Goal of the exercise →
Go through the entries below and copy each line containing the word "disposition".

* BEGIN Data supplied *

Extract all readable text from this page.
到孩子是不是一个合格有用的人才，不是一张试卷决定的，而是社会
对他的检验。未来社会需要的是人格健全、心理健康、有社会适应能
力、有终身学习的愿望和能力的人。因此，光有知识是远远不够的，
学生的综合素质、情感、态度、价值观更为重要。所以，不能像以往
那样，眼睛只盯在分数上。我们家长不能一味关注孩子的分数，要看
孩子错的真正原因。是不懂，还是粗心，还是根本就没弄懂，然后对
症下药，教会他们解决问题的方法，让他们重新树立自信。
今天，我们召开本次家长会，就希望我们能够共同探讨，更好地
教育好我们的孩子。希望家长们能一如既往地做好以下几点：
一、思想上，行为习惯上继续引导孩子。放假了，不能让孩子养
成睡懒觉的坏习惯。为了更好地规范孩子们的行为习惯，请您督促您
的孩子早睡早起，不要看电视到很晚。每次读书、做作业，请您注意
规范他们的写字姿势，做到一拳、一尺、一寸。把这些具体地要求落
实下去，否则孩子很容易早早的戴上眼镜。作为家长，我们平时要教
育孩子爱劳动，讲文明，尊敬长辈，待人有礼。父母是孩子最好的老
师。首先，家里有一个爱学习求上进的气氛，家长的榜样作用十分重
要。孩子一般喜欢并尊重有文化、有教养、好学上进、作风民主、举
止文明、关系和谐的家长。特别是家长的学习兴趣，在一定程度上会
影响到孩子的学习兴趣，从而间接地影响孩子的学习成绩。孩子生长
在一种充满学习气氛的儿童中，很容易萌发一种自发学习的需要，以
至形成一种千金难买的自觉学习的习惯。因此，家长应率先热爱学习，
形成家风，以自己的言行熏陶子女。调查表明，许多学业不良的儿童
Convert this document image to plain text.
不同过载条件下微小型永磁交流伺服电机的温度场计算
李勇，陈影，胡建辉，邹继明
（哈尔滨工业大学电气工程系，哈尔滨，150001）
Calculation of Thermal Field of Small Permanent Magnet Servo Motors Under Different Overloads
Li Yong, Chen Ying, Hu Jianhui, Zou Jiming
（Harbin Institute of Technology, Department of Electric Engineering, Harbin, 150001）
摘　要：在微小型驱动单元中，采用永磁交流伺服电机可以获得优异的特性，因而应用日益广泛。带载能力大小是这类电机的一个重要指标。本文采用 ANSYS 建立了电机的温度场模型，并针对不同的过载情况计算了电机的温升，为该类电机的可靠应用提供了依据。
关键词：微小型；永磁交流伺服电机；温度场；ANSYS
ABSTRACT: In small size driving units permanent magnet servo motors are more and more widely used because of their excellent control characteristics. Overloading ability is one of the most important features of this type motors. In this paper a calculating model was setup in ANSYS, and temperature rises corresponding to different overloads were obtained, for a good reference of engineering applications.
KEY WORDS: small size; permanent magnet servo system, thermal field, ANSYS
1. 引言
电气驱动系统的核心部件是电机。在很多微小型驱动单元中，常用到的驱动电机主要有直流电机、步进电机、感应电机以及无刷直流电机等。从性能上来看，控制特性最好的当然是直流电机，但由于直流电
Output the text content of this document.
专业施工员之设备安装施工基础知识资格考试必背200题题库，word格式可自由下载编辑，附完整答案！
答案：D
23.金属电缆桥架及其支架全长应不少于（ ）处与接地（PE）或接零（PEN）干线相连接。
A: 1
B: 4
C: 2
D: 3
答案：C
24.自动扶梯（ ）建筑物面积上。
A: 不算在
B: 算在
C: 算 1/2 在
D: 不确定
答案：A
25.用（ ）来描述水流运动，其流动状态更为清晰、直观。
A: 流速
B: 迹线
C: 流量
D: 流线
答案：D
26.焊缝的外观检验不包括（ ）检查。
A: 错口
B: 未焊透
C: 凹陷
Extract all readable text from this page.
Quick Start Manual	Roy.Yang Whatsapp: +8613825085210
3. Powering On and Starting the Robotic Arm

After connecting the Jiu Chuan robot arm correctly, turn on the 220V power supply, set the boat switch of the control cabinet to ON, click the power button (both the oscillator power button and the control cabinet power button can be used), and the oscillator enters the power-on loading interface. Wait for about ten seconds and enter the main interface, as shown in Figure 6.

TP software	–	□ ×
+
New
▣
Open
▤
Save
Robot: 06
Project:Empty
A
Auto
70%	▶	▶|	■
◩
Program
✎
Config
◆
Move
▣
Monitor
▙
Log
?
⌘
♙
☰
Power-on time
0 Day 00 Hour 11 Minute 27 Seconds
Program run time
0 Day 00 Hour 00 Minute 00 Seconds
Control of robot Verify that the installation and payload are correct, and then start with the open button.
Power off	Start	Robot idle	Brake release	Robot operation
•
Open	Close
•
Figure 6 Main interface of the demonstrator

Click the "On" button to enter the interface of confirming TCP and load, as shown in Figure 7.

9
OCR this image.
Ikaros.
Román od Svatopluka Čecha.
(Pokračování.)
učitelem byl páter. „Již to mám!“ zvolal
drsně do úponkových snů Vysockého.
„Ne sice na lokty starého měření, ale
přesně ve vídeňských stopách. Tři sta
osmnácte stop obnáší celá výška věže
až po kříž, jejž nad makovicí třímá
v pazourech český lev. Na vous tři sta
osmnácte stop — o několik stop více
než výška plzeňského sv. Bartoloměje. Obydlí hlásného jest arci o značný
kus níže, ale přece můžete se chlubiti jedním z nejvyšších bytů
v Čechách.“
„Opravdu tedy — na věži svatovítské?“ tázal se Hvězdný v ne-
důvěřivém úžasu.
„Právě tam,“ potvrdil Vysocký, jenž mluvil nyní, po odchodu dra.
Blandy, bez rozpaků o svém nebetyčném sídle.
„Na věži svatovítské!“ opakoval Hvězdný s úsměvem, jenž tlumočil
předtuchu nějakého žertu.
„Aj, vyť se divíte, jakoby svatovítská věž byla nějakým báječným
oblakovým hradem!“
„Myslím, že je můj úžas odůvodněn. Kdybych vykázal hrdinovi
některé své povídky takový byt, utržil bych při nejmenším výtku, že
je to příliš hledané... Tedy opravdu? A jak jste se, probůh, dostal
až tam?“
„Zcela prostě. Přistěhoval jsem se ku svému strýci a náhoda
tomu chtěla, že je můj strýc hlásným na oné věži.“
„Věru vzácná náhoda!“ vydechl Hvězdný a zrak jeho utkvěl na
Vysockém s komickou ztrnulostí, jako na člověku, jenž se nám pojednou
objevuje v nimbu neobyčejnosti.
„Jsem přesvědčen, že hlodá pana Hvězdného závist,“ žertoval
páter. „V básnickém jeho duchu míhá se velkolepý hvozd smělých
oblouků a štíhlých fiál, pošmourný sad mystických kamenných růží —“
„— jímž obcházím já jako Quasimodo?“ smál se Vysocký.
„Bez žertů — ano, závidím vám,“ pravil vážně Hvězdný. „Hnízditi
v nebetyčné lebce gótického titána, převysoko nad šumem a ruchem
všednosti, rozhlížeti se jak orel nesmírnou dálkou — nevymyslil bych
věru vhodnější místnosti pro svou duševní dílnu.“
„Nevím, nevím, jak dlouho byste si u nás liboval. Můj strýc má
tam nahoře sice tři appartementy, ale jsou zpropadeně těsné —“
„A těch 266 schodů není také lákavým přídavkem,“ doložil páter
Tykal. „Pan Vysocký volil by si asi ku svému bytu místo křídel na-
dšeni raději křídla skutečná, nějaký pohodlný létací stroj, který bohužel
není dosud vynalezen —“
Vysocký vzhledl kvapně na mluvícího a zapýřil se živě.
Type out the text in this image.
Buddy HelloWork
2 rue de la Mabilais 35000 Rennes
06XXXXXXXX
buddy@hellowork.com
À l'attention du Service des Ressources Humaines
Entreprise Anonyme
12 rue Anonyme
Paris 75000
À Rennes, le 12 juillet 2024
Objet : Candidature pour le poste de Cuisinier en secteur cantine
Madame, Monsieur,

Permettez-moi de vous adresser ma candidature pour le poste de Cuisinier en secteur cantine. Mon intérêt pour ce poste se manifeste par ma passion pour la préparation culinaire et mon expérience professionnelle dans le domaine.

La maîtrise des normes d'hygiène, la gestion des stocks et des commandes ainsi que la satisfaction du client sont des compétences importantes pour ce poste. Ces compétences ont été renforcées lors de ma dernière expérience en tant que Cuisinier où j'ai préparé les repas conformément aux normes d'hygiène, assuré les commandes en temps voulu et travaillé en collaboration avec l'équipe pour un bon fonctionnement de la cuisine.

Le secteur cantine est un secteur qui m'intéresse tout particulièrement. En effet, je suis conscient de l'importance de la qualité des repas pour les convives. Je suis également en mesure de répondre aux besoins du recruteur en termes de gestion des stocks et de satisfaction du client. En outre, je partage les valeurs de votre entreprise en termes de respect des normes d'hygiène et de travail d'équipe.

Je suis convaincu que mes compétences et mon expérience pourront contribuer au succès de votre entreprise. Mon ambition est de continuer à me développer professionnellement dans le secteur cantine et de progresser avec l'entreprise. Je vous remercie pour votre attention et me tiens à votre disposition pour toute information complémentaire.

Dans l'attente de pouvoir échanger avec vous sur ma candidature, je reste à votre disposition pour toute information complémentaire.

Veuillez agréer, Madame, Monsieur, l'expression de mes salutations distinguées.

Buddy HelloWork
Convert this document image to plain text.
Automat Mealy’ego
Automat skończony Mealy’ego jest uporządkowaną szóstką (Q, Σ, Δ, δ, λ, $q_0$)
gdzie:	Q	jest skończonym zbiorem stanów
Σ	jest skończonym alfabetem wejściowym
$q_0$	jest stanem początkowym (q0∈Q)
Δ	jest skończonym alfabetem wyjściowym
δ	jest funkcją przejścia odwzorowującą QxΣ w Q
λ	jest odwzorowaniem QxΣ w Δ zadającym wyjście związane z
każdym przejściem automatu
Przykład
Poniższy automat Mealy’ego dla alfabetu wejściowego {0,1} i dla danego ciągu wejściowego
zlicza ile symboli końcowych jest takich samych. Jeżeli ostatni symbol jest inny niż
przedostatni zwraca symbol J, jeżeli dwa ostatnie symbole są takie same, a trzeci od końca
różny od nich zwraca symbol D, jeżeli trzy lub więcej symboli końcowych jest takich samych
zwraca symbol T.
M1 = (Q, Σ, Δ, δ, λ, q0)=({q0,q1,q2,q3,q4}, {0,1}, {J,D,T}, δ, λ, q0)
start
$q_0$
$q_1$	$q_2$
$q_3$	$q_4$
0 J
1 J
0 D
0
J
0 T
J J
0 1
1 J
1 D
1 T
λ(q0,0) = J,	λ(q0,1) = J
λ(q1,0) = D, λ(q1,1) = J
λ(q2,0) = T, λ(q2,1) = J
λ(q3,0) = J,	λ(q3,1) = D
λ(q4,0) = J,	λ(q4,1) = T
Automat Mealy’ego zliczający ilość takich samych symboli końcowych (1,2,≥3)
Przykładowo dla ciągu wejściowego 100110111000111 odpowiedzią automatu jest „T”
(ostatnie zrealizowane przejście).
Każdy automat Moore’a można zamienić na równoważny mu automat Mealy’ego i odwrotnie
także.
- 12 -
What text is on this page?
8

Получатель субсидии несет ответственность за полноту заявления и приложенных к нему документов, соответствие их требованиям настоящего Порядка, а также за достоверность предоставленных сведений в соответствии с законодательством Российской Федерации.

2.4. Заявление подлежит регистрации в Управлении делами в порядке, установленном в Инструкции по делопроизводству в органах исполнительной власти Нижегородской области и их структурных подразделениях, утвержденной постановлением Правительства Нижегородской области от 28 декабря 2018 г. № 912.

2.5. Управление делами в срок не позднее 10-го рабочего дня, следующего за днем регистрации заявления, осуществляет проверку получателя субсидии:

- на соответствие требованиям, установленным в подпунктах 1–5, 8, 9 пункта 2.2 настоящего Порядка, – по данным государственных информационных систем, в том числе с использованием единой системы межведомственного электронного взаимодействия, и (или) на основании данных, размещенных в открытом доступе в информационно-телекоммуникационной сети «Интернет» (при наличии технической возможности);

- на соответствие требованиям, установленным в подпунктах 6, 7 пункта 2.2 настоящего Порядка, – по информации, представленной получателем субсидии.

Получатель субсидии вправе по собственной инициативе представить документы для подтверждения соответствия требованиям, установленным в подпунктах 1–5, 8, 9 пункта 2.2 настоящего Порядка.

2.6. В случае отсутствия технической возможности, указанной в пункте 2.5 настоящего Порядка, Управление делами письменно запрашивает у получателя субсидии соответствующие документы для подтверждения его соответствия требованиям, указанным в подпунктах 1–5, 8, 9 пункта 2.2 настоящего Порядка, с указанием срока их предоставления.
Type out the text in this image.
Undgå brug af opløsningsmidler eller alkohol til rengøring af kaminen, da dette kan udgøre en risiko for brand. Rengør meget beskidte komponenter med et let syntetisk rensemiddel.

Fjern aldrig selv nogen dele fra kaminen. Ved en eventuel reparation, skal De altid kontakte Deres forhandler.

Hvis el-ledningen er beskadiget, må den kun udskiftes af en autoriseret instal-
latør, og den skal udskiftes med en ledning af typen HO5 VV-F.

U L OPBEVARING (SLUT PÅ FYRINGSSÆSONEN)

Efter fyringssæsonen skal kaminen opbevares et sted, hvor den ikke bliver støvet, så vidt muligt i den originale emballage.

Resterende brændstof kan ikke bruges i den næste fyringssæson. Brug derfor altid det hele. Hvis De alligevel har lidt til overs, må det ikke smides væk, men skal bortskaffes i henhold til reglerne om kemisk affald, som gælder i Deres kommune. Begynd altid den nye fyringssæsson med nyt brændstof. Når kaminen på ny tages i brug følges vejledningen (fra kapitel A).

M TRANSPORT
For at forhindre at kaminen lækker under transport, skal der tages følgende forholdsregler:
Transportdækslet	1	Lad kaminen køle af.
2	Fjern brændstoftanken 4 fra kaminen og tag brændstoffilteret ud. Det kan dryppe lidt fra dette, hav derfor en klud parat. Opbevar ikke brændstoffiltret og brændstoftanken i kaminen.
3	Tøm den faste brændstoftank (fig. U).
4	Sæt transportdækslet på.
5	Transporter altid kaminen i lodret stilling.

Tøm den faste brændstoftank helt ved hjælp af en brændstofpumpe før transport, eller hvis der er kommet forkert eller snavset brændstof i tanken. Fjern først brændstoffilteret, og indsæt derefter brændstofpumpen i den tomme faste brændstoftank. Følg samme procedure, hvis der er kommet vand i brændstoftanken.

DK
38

* END Data supplied *

Final answer →
Je suis convaincu que mes compétences et mon expérience pourront contribuer au succès de votre entreprise. Mon ambition est de continuer à me développer professionnellement dans le secteur cantine et de progresser avec l'entreprise. Je vous remercie pour votre attention et me tiens à votre disposition pour toute information complémentaire.
Dans l'attente de pouvoir échanger avec vous sur ma candidature, je reste à votre disposition pour toute information complémentaire.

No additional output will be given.